TASK PROMPT:
Output every record below exactly as it appears.

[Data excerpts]
----

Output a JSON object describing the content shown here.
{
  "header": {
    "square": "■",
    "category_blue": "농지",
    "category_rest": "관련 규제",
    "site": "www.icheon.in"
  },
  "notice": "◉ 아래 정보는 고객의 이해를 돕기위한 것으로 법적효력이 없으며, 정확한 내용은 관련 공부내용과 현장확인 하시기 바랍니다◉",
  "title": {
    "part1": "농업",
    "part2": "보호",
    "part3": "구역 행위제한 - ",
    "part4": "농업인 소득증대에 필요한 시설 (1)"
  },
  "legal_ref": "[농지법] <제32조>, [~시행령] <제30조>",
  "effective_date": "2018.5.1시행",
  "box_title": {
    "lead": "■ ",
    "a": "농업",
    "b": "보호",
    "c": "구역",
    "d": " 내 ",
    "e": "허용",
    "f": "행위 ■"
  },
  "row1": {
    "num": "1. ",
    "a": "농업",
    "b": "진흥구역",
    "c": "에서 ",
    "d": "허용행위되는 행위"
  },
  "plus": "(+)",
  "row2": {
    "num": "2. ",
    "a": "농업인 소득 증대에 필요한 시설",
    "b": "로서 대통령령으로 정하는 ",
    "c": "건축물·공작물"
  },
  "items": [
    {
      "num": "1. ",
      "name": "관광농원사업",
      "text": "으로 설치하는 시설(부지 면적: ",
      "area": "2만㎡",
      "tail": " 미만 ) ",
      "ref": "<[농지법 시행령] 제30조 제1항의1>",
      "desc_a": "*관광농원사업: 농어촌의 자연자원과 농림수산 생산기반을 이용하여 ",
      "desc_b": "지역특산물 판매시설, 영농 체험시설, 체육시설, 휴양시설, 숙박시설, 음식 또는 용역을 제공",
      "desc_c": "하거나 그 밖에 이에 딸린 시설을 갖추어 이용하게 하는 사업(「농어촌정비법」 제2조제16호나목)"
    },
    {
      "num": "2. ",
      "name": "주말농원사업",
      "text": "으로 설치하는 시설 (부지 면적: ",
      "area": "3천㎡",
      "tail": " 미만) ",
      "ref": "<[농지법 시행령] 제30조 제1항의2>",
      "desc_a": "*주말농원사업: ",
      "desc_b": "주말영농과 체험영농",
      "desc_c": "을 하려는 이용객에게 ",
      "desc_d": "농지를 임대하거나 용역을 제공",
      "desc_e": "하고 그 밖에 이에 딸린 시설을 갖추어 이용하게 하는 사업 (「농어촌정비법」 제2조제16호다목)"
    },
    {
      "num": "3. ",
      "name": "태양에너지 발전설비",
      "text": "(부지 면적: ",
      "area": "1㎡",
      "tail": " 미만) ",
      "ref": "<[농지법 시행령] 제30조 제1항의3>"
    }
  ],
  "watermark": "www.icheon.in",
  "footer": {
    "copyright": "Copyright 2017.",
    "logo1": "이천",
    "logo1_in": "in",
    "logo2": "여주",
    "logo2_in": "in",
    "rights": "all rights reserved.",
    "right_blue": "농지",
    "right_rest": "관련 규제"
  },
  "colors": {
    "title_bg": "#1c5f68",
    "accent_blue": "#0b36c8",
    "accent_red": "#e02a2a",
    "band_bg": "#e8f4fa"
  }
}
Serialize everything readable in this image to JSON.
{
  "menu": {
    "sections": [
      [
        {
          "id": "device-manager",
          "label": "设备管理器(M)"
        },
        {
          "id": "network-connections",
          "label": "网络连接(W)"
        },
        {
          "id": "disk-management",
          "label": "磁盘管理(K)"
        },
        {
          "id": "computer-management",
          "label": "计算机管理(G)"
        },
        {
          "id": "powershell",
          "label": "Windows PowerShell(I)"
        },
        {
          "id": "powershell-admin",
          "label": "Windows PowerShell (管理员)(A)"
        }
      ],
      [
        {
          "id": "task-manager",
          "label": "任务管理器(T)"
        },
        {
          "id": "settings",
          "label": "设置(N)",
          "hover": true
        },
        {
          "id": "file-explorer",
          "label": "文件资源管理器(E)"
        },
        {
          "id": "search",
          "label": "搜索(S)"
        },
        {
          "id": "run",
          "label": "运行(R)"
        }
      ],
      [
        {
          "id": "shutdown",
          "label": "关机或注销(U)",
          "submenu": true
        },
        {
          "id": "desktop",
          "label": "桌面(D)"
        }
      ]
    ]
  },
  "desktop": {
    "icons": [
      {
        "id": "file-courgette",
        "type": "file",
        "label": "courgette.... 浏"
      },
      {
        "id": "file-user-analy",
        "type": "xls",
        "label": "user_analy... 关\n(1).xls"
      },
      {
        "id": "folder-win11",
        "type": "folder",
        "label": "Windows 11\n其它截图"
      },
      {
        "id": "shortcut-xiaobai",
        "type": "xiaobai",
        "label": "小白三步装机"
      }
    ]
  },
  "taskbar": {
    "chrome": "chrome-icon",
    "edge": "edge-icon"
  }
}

----

CORRECT OUTPUT:
Output a JSON object describing the content shown here.
{
  "header": {
    "square": "■",
    "category_blue": "농지",
    "category_rest": "관련 규제",
    "site": "www.icheon.in"
  },
  "notice": "◉ 아래 정보는 고객의 이해를 돕기위한 것으로 법적효력이 없으며, 정확한 내용은 관련 공부내용과 현장확인 하시기 바랍니다◉",
  "title": {
    "part1": "농업",
    "part2": "보호",
    "part3": "구역 행위제한 - ",
    "part4": "농업인 소득증대에 필요한 시설 (1)"
  },
  "legal_ref": "[농지법] <제32조>, [~시행령] <제30조>",
  "effective_date": "2018.5.1시행",
  "box_title": {
    "lead": "■ ",
    "a": "농업",
    "b": "보호",
    "c": "구역",
    "d": " 내 ",
    "e": "허용",
    "f": "행위 ■"
  },
  "row1": {
    "num": "1. ",
    "a": "농업",
    "b": "진흥구역",
    "c": "에서 ",
    "d": "허용행위되는 행위"
  },
  "plus": "(+)",
  "row2": {
    "num": "2. ",
    "a": "농업인 소득 증대에 필요한 시설",
    "b": "로서 대통령령으로 정하는 ",
    "c": "건축물·공작물"
  },
  "items": [
    {
      "num": "1. ",
      "name": "관광농원사업",
      "text": "으로 설치하는 시설(부지 면적: ",
      "area": "2만㎡",
      "tail": " 미만 ) ",
      "ref": "<[농지법 시행령] 제30조 제1항의1>",
      "desc_a": "*관광농원사업: 농어촌의 자연자원과 농림수산 생산기반을 이용하여 ",
      "desc_b": "지역특산물 판매시설, 영농 체험시설, 체육시설, 휴양시설, 숙박시설, 음식 또는 용역을 제공",
      "desc_c": "하거나 그 밖에 이에 딸린 시설을 갖추어 이용하게 하는 사업(「농어촌정비법」 제2조제16호나목)"
    },
    {
      "num": "2. ",
      "name": "주말농원사업",
      "text": "으로 설치하는 시설 (부지 면적: ",
      "area": "3천㎡",
      "tail": " 미만) ",
      "ref": "<[농지법 시행령] 제30조 제1항의2>",
      "desc_a": "*주말농원사업: ",
      "desc_b": "주말영농과 체험영농",
      "desc_c": "을 하려는 이용객에게 ",
      "desc_d": "농지를 임대하거나 용역을 제공",
      "desc_e": "하고 그 밖에 이에 딸린 시설을 갖추어 이용하게 하는 사업 (「농어촌정비법」 제2조제16호다목)"
    },
    {
      "num": "3. ",
      "name": "태양에너지 발전설비",
      "text": "(부지 면적: ",
      "area": "1㎡",
      "tail": " 미만) ",
      "ref": "<[농지법 시행령] 제30조 제1항의3>"
    }
  ],
  "watermark": "www.icheon.in",
  "footer": {
    "copyright": "Copyright 2017.",
    "logo1": "이천",
    "logo1_in": "in",
    "logo2": "여주",
    "logo2_in": "in",
    "rights": "all rights reserved.",
    "right_blue": "농지",
    "right_rest": "관련 규제"
  },
  "colors": {
    "title_bg": "#1c5f68",
    "accent_blue": "#0b36c8",
    "accent_red": "#e02a2a",
    "band_bg": "#e8f4fa"
  }
}
Serialize everything readable in this image to JSON.
{
  "menu": {
    "sections": [
      [
        {
          "id": "device-manager",
          "label": "设备管理器(M)"
        },
        {
          "id": "network-connections",
          "label": "网络连接(W)"
        },
        {
          "id": "disk-management",
          "label": "磁盘管理(K)"
        },
        {
          "id": "computer-management",
          "label": "计算机管理(G)"
        },
        {
          "id": "powershell",
          "label": "Windows PowerShell(I)"
        },
        {
          "id": "powershell-admin",
          "label": "Windows PowerShell (管理员)(A)"
        }
      ],
      [
        {
          "id": "task-manager",
          "label": "任务管理器(T)"
        },
        {
          "id": "settings",
          "label": "设置(N)",
          "hover": true
        },
        {
          "id": "file-explorer",
          "label": "文件资源管理器(E)"
        },
        {
          "id": "search",
          "label": "搜索(S)"
        },
        {
          "id": "run",
          "label": "运行(R)"
        }
      ],
      [
        {
          "id": "shutdown",
          "label": "关机或注销(U)",
          "submenu": true
        },
        {
          "id": "desktop",
          "label": "桌面(D)"
        }
      ]
    ]
  },
  "desktop": {
    "icons": [
      {
        "id": "file-courgette",
        "type": "file",
        "label": "courgette.... 浏"
      },
      {
        "id": "file-user-analy",
        "type": "xls",
        "label": "user_analy... 关\n(1).xls"
      },
      {
        "id": "folder-win11",
        "type": "folder",
        "label": "Windows 11\n其它截图"
      },
      {
        "id": "shortcut-xiaobai",
        "type": "xiaobai",
        "label": "小白三步装机"
      }
    ]
  },
  "taskbar": {
    "chrome": "chrome-icon",
    "edge": "edge-icon"
  }
}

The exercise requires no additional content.